[Problem]: Copy all of the material below exactly.

Part of a data file:
------------------------------
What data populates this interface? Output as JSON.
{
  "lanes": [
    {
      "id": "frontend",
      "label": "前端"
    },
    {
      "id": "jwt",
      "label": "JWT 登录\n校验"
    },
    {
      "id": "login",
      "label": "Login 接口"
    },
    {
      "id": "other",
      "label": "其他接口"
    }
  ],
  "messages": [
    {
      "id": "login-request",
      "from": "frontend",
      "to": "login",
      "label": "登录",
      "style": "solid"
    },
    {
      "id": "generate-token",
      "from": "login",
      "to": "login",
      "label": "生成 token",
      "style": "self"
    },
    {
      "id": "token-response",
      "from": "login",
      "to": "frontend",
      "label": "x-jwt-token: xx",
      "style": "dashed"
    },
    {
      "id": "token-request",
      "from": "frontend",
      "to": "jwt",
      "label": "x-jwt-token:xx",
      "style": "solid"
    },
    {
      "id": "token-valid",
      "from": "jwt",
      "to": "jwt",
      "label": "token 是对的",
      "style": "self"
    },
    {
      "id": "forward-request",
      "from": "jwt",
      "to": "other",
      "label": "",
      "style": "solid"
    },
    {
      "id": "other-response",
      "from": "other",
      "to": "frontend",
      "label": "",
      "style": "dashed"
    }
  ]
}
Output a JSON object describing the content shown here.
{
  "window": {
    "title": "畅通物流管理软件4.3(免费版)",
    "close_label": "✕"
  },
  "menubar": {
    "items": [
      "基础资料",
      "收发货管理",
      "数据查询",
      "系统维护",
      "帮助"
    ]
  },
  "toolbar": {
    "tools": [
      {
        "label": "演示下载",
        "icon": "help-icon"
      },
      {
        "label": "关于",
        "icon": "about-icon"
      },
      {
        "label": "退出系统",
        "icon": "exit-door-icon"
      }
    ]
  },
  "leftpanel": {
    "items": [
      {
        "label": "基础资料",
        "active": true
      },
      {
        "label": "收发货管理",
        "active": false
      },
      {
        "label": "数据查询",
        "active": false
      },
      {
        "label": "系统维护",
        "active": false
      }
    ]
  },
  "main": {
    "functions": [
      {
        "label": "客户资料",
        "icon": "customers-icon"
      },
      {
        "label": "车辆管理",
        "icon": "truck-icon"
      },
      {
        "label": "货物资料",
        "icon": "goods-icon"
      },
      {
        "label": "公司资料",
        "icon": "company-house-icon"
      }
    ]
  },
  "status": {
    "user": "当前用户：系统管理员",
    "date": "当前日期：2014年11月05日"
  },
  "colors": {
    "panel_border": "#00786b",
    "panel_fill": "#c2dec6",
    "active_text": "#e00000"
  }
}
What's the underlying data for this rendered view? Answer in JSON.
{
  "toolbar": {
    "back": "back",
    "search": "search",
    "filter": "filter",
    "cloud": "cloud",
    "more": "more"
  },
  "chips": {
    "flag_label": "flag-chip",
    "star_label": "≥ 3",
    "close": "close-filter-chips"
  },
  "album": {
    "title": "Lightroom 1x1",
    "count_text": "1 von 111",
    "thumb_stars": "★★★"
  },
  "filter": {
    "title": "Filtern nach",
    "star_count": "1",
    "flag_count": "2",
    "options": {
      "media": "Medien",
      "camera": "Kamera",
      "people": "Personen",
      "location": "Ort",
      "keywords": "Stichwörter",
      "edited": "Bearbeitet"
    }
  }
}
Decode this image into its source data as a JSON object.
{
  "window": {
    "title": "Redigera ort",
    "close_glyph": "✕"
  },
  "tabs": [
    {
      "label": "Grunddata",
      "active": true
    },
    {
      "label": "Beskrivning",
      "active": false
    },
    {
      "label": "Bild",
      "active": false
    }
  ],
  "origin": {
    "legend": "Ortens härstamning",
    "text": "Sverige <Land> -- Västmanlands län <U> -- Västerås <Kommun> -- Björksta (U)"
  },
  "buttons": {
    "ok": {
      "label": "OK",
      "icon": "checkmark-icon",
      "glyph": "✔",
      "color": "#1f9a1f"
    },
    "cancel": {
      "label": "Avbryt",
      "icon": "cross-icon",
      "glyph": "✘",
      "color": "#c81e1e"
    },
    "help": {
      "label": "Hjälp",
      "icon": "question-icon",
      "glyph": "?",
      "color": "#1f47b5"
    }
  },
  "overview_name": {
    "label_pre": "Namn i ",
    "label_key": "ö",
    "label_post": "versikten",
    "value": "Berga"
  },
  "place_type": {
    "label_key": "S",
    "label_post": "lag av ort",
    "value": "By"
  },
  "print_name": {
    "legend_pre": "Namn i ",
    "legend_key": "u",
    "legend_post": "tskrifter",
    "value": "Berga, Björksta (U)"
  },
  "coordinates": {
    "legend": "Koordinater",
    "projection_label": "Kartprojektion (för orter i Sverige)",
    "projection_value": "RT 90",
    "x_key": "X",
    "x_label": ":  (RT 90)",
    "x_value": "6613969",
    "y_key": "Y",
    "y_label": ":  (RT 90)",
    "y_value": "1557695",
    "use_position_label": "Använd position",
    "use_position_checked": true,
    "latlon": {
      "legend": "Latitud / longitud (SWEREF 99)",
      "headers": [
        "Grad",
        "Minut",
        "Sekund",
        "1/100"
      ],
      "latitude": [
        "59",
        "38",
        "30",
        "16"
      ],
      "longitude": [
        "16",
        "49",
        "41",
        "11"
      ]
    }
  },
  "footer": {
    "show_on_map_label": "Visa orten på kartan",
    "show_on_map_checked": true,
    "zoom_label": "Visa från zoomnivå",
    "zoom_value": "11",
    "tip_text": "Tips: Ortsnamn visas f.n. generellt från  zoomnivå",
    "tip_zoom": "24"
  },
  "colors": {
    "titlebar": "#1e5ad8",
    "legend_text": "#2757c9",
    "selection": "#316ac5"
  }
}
------------------------------
[Solution to the exercise]:
What data populates this interface? Output as JSON.
{
  "lanes": [
    {
      "id": "frontend",
      "label": "前端"
    },
    {
      "id": "jwt",
      "label": "JWT 登录\n校验"
    },
    {
      "id": "login",
      "label": "Login 接口"
    },
    {
      "id": "other",
      "label": "其他接口"
    }
  ],
  "messages": [
    {
      "id": "login-request",
      "from": "frontend",
      "to": "login",
      "label": "登录",
      "style": "solid"
    },
    {
      "id": "generate-token",
      "from": "login",
      "to": "login",
      "label": "生成 token",
      "style": "self"
    },
    {
      "id": "token-response",
      "from": "login",
      "to": "frontend",
      "label": "x-jwt-token: xx",
      "style": "dashed"
    },
    {
      "id": "token-request",
      "from": "frontend",
      "to": "jwt",
      "label": "x-jwt-token:xx",
      "style": "solid"
    },
    {
      "id": "token-valid",
      "from": "jwt",
      "to": "jwt",
      "label": "token 是对的",
      "style": "self"
    },
    {
      "id": "forward-request",
      "from": "jwt",
      "to": "other",
      "label": "",
      "style": "solid"
    },
    {
      "id": "other-response",
      "from": "other",
      "to": "frontend",
      "label": "",
      "style": "dashed"
    }
  ]
}
Output a JSON object describing the content shown here.
{
  "window": {
    "title": "畅通物流管理软件4.3(免费版)",
    "close_label": "✕"
  },
  "menubar": {
    "items": [
      "基础资料",
      "收发货管理",
      "数据查询",
      "系统维护",
      "帮助"
    ]
  },
  "toolbar": {
    "tools": [
      {
        "label": "演示下载",
        "icon": "help-icon"
      },
      {
        "label": "关于",
        "icon": "about-icon"
      },
      {
        "label": "退出系统",
        "icon": "exit-door-icon"
      }
    ]
  },
  "leftpanel": {
    "items": [
      {
        "label": "基础资料",
        "active": true
      },
      {
        "label": "收发货管理",
        "active": false
      },
      {
        "label": "数据查询",
        "active": false
      },
      {
        "label": "系统维护",
        "active": false
      }
    ]
  },
  "main": {
    "functions": [
      {
        "label": "客户资料",
        "icon": "customers-icon"
      },
      {
        "label": "车辆管理",
        "icon": "truck-icon"
      },
      {
        "label": "货物资料",
        "icon": "goods-icon"
      },
      {
        "label": "公司资料",
        "icon": "company-house-icon"
      }
    ]
  },
  "status": {
    "user": "当前用户：系统管理员",
    "date": "当前日期：2014年11月05日"
  },
  "colors": {
    "panel_border": "#00786b",
    "panel_fill": "#c2dec6",
    "active_text": "#e00000"
  }
}
What's the underlying data for this rendered view? Answer in JSON.
{
  "toolbar": {
    "back": "back",
    "search": "search",
    "filter": "filter",
    "cloud": "cloud",
    "more": "more"
  },
  "chips": {
    "flag_label": "flag-chip",
    "star_label": "≥ 3",
    "close": "close-filter-chips"
  },
  "album": {
    "title": "Lightroom 1x1",
    "count_text": "1 von 111",
    "thumb_stars": "★★★"
  },
  "filter": {
    "title": "Filtern nach",
    "star_count": "1",
    "flag_count": "2",
    "options": {
      "media": "Medien",
      "camera": "Kamera",
      "people": "Personen",
      "location": "Ort",
      "keywords": "Stichwörter",
      "edited": "Bearbeitet"
    }
  }
}
Decode this image into its source data as a JSON object.
{
  "window": {
    "title": "Redigera ort",
    "close_glyph": "✕"
  },
  "tabs": [
    {
      "label": "Grunddata",
      "active": true
    },
    {
      "label": "Beskrivning",
      "active": false
    },
    {
      "label": "Bild",
      "active": false
    }
  ],
  "origin": {
    "legend": "Ortens härstamning",
    "text": "Sverige <Land> -- Västmanlands län <U> -- Västerås <Kommun> -- Björksta (U)"
  },
  "buttons": {
    "ok": {
      "label": "OK",
      "icon": "checkmark-icon",
      "glyph": "✔",
      "color": "#1f9a1f"
    },
    "cancel": {
      "label": "Avbryt",
      "icon": "cross-icon",
      "glyph": "✘",
      "color": "#c81e1e"
    },
    "help": {
      "label": "Hjälp",
      "icon": "question-icon",
      "glyph": "?",
      "color": "#1f47b5"
    }
  },
  "overview_name": {
    "label_pre": "Namn i ",
    "label_key": "ö",
    "label_post": "versikten",
    "value": "Berga"
  },
  "place_type": {
    "label_key": "S",
    "label_post": "lag av ort",
    "value": "By"
  },
  "print_name": {
    "legend_pre": "Namn i ",
    "legend_key": "u",
    "legend_post": "tskrifter",
    "value": "Berga, Björksta (U)"
  },
  "coordinates": {
    "legend": "Koordinater",
    "projection_label": "Kartprojektion (för orter i Sverige)",
    "projection_value": "RT 90",
    "x_key": "X",
    "x_label": ":  (RT 90)",
    "x_value": "6613969",
    "y_key": "Y",
    "y_label": ":  (RT 90)",
    "y_value": "1557695",
    "use_position_label": "Använd position",
    "use_position_checked": true,
    "latlon": {
      "legend": "Latitud / longitud (SWEREF 99)",
      "headers": [
        "Grad",
        "Minut",
        "Sekund",
        "1/100"
      ],
      "latitude": [
        "59",
        "38",
        "30",
        "16"
      ],
      "longitude": [
        "16",
        "49",
        "41",
        "11"
      ]
    }
  },
  "footer": {
    "show_on_map_label": "Visa orten på kartan",
    "show_on_map_checked": true,
    "zoom_label": "Visa från zoomnivå",
    "zoom_value": "11",
    "tip_text": "Tips: Ortsnamn visas f.n. generellt från  zoomnivå",
    "tip_zoom": "24"
  },
  "colors": {
    "titlebar": "#1e5ad8",
    "legend_text": "#2757c9",
    "selection": "#316ac5"
  }
}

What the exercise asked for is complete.